THE PROBLEM
Write out the listing in full, matching it word for word.

DATA RECORDS
________________________
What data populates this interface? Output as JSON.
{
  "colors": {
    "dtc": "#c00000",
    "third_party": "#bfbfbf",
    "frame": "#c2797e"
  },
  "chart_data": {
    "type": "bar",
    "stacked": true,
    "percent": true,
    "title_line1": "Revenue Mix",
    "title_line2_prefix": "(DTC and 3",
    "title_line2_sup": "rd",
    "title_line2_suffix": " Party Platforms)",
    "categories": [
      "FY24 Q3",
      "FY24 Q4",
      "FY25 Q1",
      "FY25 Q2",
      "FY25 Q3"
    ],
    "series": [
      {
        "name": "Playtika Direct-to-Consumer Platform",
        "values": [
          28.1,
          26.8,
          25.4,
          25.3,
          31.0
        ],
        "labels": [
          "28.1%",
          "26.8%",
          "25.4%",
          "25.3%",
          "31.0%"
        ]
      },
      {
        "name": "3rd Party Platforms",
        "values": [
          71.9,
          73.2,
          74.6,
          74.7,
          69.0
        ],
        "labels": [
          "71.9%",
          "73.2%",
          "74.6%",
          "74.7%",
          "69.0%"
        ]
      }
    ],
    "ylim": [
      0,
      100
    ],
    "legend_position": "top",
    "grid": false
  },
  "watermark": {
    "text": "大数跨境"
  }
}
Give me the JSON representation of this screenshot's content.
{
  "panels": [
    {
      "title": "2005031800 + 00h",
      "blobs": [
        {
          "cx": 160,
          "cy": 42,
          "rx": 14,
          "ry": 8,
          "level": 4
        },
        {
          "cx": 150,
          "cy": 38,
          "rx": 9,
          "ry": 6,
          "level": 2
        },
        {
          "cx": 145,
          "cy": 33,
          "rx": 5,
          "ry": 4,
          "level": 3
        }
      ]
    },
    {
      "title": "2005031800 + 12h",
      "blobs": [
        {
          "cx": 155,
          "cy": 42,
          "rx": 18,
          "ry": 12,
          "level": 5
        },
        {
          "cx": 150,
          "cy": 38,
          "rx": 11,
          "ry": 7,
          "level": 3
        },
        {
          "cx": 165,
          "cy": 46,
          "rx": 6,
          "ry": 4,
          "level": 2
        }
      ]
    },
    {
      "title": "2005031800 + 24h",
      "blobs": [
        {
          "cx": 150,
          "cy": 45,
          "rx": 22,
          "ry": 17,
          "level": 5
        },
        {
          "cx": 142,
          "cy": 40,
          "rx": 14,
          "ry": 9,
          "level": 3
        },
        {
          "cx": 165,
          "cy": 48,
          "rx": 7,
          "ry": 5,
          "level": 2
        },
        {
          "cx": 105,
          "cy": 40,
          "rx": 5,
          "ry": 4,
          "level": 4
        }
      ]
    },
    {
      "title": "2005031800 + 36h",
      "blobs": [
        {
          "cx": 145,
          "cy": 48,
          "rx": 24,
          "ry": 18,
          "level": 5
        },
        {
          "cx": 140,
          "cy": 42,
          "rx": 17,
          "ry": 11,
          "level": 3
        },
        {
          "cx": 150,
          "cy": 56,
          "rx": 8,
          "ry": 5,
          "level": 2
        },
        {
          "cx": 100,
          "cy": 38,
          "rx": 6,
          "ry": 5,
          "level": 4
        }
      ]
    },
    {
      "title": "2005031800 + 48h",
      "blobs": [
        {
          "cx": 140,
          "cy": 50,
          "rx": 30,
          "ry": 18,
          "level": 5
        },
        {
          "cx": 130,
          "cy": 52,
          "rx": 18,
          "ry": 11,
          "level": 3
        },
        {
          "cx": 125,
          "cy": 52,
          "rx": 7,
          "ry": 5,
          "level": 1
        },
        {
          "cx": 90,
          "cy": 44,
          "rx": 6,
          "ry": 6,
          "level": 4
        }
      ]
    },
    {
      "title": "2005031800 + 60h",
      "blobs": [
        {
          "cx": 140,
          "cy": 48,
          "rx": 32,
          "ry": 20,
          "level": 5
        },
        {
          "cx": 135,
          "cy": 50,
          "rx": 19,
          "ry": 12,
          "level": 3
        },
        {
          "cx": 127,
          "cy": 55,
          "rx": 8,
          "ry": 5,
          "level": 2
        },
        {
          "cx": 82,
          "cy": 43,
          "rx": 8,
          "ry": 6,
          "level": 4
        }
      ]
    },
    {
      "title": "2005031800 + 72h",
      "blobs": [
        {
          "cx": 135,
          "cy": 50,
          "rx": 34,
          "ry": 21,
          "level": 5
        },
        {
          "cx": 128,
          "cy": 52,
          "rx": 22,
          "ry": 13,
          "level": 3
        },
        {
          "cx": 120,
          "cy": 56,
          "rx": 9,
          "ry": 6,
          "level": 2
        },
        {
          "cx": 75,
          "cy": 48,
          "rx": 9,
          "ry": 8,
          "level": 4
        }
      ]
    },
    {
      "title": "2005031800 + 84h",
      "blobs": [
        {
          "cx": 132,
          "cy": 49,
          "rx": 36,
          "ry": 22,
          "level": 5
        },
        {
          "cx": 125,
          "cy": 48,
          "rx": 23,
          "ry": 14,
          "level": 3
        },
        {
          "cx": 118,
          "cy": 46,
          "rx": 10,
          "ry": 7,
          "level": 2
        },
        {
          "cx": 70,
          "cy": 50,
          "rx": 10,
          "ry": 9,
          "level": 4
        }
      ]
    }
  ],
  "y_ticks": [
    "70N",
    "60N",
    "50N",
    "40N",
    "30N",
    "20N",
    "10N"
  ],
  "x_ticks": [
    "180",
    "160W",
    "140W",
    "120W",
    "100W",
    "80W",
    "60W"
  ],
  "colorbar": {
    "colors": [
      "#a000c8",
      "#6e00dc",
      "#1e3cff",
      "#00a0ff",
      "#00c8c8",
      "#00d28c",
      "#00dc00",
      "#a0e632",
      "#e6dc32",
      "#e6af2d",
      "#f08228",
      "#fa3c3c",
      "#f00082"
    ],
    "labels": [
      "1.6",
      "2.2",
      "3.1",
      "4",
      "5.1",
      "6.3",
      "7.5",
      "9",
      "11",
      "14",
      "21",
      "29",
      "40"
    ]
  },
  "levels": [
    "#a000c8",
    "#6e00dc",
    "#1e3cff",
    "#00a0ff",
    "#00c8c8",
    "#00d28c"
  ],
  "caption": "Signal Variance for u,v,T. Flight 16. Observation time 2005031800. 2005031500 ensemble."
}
________________________
OUTPUT
What data populates this interface? Output as JSON.
{
  "colors": {
    "dtc": "#c00000",
    "third_party": "#bfbfbf",
    "frame": "#c2797e"
  },
  "chart_data": {
    "type": "bar",
    "stacked": true,
    "percent": true,
    "title_line1": "Revenue Mix",
    "title_line2_prefix": "(DTC and 3",
    "title_line2_sup": "rd",
    "title_line2_suffix": " Party Platforms)",
    "categories": [
      "FY24 Q3",
      "FY24 Q4",
      "FY25 Q1",
      "FY25 Q2",
      "FY25 Q3"
    ],
    "series": [
      {
        "name": "Playtika Direct-to-Consumer Platform",
        "values": [
          28.1,
          26.8,
          25.4,
          25.3,
          31.0
        ],
        "labels": [
          "28.1%",
          "26.8%",
          "25.4%",
          "25.3%",
          "31.0%"
        ]
      },
      {
        "name": "3rd Party Platforms",
        "values": [
          71.9,
          73.2,
          74.6,
          74.7,
          69.0
        ],
        "labels": [
          "71.9%",
          "73.2%",
          "74.6%",
          "74.7%",
          "69.0%"
        ]
      }
    ],
    "ylim": [
      0,
      100
    ],
    "legend_position": "top",
    "grid": false
  },
  "watermark": {
    "text": "大数跨境"
  }
}
Give me the JSON representation of this screenshot's content.
{
  "panels": [
    {
      "title": "2005031800 + 00h",
      "blobs": [
        {
          "cx": 160,
          "cy": 42,
          "rx": 14,
          "ry": 8,
          "level": 4
        },
        {
          "cx": 150,
          "cy": 38,
          "rx": 9,
          "ry": 6,
          "level": 2
        },
        {
          "cx": 145,
          "cy": 33,
          "rx": 5,
          "ry": 4,
          "level": 3
        }
      ]
    },
    {
      "title": "2005031800 + 12h",
      "blobs": [
        {
          "cx": 155,
          "cy": 42,
          "rx": 18,
          "ry": 12,
          "level": 5
        },
        {
          "cx": 150,
          "cy": 38,
          "rx": 11,
          "ry": 7,
          "level": 3
        },
        {
          "cx": 165,
          "cy": 46,
          "rx": 6,
          "ry": 4,
          "level": 2
        }
      ]
    },
    {
      "title": "2005031800 + 24h",
      "blobs": [
        {
          "cx": 150,
          "cy": 45,
          "rx": 22,
          "ry": 17,
          "level": 5
        },
        {
          "cx": 142,
          "cy": 40,
          "rx": 14,
          "ry": 9,
          "level": 3
        },
        {
          "cx": 165,
          "cy": 48,
          "rx": 7,
          "ry": 5,
          "level": 2
        },
        {
          "cx": 105,
          "cy": 40,
          "rx": 5,
          "ry": 4,
          "level": 4
        }
      ]
    },
    {
      "title": "2005031800 + 36h",
      "blobs": [
        {
          "cx": 145,
          "cy": 48,
          "rx": 24,
          "ry": 18,
          "level": 5
        },
        {
          "cx": 140,
          "cy": 42,
          "rx": 17,
          "ry": 11,
          "level": 3
        },
        {
          "cx": 150,
          "cy": 56,
          "rx": 8,
          "ry": 5,
          "level": 2
        },
        {
          "cx": 100,
          "cy": 38,
          "rx": 6,
          "ry": 5,
          "level": 4
        }
      ]
    },
    {
      "title": "2005031800 + 48h",
      "blobs": [
        {
          "cx": 140,
          "cy": 50,
          "rx": 30,
          "ry": 18,
          "level": 5
        },
        {
          "cx": 130,
          "cy": 52,
          "rx": 18,
          "ry": 11,
          "level": 3
        },
        {
          "cx": 125,
          "cy": 52,
          "rx": 7,
          "ry": 5,
          "level": 1
        },
        {
          "cx": 90,
          "cy": 44,
          "rx": 6,
          "ry": 6,
          "level": 4
        }
      ]
    },
    {
      "title": "2005031800 + 60h",
      "blobs": [
        {
          "cx": 140,
          "cy": 48,
          "rx": 32,
          "ry": 20,
          "level": 5
        },
        {
          "cx": 135,
          "cy": 50,
          "rx": 19,
          "ry": 12,
          "level": 3
        },
        {
          "cx": 127,
          "cy": 55,
          "rx": 8,
          "ry": 5,
          "level": 2
        },
        {
          "cx": 82,
          "cy": 43,
          "rx": 8,
          "ry": 6,
          "level": 4
        }
      ]
    },
    {
      "title": "2005031800 + 72h",
      "blobs": [
        {
          "cx": 135,
          "cy": 50,
          "rx": 34,
          "ry": 21,
          "level": 5
        },
        {
          "cx": 128,
          "cy": 52,
          "rx": 22,
          "ry": 13,
          "level": 3
        },
        {
          "cx": 120,
          "cy": 56,
          "rx": 9,
          "ry": 6,
          "level": 2
        },
        {
          "cx": 75,
          "cy": 48,
          "rx": 9,
          "ry": 8,
          "level": 4
        }
      ]
    },
    {
      "title": "2005031800 + 84h",
      "blobs": [
        {
          "cx": 132,
          "cy": 49,
          "rx": 36,
          "ry": 22,
          "level": 5
        },
        {
          "cx": 125,
          "cy": 48,
          "rx": 23,
          "ry": 14,
          "level": 3
        },
        {
          "cx": 118,
          "cy": 46,
          "rx": 10,
          "ry": 7,
          "level": 2
        },
        {
          "cx": 70,
          "cy": 50,
          "rx": 10,
          "ry": 9,
          "level": 4
        }
      ]
    }
  ],
  "y_ticks": [
    "70N",
    "60N",
    "50N",
    "40N",
    "30N",
    "20N",
    "10N"
  ],
  "x_ticks": [
    "180",
    "160W",
    "140W",
    "120W",
    "100W",
    "80W",
    "60W"
  ],
  "colorbar": {
    "colors": [
      "#a000c8",
      "#6e00dc",
      "#1e3cff",
      "#00a0ff",
      "#00c8c8",
      "#00d28c",
      "#00dc00",
      "#a0e632",
      "#e6dc32",
      "#e6af2d",
      "#f08228",
      "#fa3c3c",
      "#f00082"
    ],
    "labels": [
      "1.6",
      "2.2",
      "3.1",
      "4",
      "5.1",
      "6.3",
      "7.5",
      "9",
      "11",
      "14",
      "21",
      "29",
      "40"
    ]
  },
  "levels": [
    "#a000c8",
    "#6e00dc",
    "#1e3cff",
    "#00a0ff",
    "#00c8c8",
    "#00d28c"
  ],
  "caption": "Signal Variance for u,v,T. Flight 16. Observation time 2005031800. 2005031500 ensemble."
}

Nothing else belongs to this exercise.